==== Data supplied ====

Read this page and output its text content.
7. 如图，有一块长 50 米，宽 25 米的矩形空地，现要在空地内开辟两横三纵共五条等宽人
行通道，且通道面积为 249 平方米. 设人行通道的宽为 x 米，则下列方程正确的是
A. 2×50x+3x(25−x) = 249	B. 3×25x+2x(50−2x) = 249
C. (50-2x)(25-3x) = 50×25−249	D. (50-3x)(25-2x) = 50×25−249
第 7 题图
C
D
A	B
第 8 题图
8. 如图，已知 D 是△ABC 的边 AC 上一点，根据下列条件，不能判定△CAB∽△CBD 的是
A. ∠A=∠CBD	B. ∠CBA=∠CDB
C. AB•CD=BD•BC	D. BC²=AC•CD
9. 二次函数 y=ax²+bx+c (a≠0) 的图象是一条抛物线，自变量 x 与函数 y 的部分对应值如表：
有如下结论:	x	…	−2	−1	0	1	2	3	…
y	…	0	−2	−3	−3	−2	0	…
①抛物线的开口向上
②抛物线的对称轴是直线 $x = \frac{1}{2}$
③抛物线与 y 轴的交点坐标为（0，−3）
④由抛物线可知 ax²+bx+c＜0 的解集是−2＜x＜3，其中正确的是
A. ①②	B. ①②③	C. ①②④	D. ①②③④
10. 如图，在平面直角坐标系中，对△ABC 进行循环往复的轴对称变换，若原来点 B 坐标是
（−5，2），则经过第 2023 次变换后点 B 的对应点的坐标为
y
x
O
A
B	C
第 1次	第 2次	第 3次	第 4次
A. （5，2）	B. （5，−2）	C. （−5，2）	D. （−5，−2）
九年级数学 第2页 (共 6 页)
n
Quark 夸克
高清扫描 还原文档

====
==== Data supplied ====

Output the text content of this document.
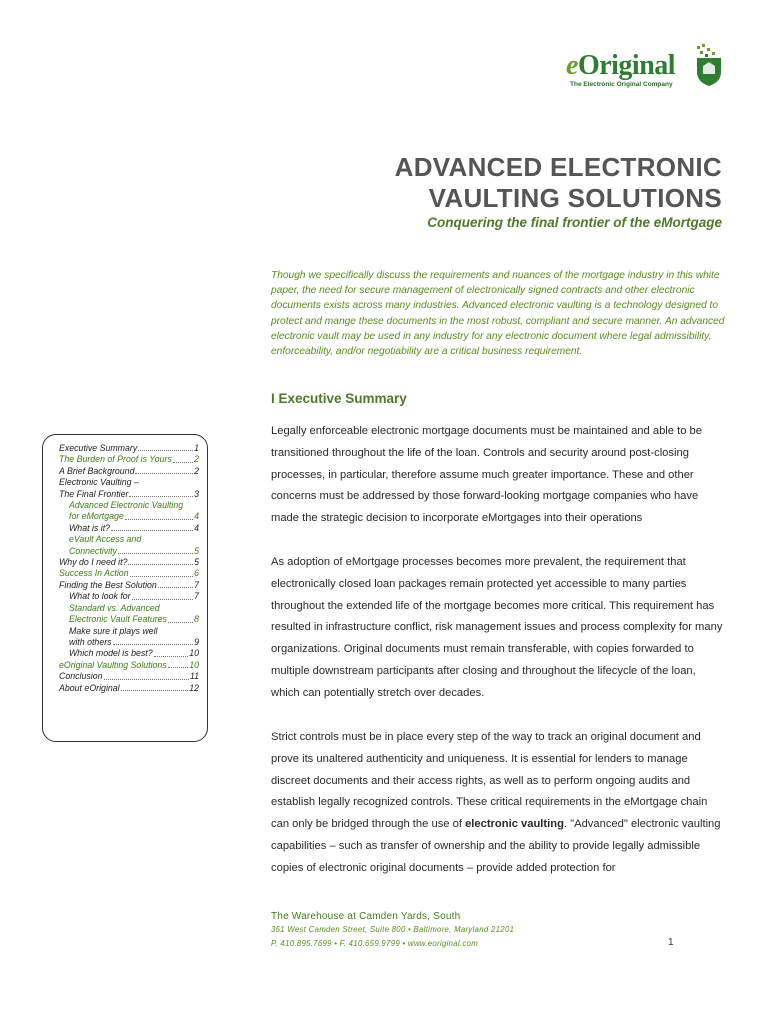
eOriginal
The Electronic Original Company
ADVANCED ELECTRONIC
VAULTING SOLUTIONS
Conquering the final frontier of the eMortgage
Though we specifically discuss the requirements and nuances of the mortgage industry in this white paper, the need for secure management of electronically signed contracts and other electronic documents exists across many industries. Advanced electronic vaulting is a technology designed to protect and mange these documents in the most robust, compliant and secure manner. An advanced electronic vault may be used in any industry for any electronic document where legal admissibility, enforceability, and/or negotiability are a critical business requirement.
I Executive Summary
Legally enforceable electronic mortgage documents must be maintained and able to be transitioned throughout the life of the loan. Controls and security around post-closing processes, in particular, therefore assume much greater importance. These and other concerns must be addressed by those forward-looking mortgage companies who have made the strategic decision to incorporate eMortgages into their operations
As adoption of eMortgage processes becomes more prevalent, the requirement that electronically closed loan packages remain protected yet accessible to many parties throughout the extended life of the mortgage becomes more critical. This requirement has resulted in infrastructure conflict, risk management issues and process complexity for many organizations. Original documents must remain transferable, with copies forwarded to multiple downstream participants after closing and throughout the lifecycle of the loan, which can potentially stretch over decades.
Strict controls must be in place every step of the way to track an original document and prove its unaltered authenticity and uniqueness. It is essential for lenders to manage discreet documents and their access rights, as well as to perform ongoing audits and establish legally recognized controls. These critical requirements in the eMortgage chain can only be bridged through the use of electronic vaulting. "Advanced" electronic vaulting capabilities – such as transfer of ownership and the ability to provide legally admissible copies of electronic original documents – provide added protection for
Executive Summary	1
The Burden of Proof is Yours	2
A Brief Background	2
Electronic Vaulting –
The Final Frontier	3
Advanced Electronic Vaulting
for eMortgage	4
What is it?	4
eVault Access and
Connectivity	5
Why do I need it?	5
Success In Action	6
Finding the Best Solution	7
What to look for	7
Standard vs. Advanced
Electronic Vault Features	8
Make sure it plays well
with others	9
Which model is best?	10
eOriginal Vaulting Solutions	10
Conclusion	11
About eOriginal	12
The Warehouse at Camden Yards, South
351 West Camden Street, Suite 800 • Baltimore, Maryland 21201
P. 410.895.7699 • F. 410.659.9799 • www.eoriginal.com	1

====

- [Description of the task] Only lines with the string "closing" belong in your answer; copy each one.

- [Correct response]
Legally enforceable electronic mortgage documents must be maintained and able to be transitioned throughout the life of the loan. Controls and security around post-closing processes, in particular, therefore assume much greater importance. These and other concerns must be addressed by those forward-looking mortgage companies who have made the strategic decision to incorporate eMortgages into their operations
As adoption of eMortgage processes becomes more prevalent, the requirement that electronically closed loan packages remain protected yet accessible to many parties throughout the extended life of the mortgage becomes more critical. This requirement has resulted in infrastructure conflict, risk management issues and process complexity for many organizations. Original documents must remain transferable, with copies forwarded to multiple downstream participants after closing and throughout the lifecycle of the loan, which can potentially stretch over decades.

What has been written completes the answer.